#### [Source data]
# # #

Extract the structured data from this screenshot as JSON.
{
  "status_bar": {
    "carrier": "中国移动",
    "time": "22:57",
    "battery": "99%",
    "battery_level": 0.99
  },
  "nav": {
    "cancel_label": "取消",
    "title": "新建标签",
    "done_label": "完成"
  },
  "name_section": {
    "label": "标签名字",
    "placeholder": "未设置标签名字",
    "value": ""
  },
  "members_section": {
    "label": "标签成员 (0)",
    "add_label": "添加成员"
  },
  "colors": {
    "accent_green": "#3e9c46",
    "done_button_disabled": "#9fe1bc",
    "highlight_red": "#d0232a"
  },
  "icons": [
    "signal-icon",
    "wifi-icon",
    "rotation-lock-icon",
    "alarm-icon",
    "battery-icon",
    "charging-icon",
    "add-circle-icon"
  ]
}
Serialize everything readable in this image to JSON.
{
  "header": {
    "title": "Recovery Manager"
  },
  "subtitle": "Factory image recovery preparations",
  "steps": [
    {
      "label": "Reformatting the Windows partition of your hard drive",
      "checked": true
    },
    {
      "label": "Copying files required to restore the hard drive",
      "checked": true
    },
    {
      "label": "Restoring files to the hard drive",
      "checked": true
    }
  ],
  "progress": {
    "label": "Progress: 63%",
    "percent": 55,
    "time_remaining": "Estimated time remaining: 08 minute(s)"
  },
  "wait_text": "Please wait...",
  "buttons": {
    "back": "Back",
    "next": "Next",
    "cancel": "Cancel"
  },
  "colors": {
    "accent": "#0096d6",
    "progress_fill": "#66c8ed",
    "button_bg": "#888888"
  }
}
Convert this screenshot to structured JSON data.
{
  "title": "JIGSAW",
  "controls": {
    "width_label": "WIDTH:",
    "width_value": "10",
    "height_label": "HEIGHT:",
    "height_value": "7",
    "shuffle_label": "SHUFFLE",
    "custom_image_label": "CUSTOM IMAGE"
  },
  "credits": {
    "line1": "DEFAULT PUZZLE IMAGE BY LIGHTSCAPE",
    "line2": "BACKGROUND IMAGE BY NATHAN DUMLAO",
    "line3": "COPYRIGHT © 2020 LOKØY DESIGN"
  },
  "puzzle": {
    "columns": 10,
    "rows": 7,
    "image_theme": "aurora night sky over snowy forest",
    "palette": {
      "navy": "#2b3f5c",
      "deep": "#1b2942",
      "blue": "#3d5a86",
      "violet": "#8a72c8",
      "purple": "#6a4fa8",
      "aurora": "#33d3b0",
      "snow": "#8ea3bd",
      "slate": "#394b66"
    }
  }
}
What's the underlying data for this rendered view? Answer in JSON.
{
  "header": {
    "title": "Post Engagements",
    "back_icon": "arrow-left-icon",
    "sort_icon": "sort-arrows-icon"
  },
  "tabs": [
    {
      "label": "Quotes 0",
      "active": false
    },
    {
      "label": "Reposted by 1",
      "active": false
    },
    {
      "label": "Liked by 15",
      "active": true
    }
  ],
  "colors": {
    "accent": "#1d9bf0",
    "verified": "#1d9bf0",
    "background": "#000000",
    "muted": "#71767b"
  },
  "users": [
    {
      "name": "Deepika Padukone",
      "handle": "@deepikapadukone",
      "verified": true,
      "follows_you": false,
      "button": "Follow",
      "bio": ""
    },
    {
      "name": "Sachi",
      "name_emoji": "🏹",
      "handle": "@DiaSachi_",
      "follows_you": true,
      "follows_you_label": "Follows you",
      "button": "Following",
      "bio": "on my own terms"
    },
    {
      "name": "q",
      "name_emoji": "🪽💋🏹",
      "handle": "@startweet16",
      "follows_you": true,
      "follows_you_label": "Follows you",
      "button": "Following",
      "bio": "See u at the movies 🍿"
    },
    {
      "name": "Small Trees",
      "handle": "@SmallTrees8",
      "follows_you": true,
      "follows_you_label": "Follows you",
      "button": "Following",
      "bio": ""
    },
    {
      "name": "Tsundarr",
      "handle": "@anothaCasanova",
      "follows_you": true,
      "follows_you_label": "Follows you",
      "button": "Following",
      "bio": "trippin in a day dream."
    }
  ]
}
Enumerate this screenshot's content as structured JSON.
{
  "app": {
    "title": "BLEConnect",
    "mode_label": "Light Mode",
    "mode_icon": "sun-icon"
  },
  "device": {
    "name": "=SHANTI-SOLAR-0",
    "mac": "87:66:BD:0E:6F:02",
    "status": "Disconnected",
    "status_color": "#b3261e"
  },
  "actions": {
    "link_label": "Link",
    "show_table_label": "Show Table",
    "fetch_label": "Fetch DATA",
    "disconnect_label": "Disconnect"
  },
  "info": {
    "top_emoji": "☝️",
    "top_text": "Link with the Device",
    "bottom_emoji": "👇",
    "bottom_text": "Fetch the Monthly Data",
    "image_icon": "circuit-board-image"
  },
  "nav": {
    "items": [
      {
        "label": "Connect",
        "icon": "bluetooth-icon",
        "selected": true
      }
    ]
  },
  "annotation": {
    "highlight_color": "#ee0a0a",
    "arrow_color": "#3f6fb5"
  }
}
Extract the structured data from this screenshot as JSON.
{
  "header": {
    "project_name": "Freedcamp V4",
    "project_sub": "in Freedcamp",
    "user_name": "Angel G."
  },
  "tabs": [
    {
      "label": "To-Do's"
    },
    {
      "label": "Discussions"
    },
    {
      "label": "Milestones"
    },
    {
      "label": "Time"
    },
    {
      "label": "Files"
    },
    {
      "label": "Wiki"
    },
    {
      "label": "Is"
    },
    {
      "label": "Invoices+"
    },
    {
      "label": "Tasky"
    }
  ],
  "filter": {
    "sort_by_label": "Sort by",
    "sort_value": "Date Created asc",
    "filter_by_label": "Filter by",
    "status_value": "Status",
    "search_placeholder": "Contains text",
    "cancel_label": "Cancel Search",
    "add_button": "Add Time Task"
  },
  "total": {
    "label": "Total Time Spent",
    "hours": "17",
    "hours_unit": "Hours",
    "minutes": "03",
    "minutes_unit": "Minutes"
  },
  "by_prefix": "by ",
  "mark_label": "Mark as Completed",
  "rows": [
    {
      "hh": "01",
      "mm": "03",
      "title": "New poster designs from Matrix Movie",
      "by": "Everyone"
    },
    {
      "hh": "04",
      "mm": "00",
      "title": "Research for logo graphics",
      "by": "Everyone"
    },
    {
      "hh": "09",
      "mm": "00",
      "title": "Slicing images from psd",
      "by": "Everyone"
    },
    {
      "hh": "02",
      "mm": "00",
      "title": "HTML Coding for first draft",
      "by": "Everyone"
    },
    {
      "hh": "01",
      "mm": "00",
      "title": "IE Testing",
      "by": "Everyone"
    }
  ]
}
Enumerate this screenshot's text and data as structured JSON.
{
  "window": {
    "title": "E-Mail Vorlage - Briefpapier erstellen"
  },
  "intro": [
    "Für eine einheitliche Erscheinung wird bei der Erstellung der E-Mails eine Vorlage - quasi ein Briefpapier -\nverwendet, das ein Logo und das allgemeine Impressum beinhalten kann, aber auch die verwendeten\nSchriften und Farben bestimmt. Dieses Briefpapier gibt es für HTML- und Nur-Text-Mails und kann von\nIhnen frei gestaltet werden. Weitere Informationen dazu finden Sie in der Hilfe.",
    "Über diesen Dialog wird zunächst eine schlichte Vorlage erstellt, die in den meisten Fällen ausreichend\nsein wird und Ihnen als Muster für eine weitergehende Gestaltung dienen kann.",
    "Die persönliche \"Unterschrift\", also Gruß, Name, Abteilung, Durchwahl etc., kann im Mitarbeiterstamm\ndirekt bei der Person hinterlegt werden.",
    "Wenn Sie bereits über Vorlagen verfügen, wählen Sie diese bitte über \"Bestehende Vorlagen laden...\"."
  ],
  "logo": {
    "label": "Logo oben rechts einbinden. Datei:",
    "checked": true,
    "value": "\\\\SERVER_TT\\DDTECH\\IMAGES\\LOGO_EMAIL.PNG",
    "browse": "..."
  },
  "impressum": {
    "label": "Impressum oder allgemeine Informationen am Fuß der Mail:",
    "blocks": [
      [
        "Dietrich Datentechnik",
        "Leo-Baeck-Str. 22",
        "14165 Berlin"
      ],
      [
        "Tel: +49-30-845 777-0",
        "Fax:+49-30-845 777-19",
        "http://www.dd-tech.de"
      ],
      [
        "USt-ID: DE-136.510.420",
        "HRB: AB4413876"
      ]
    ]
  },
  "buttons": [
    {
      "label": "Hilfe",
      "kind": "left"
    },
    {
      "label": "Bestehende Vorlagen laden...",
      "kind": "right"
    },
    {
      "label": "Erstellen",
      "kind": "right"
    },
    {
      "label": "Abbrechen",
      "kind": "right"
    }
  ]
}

# # #

Find the word "hard" in the records and pull out each line that has it.

#### [ANSWER TO THE PROBLEM]
      "label": "Reformatting the Windows partition of your hard drive",
      "label": "Copying files required to restore the hard drive",
      "label": "Restoring files to the hard drive",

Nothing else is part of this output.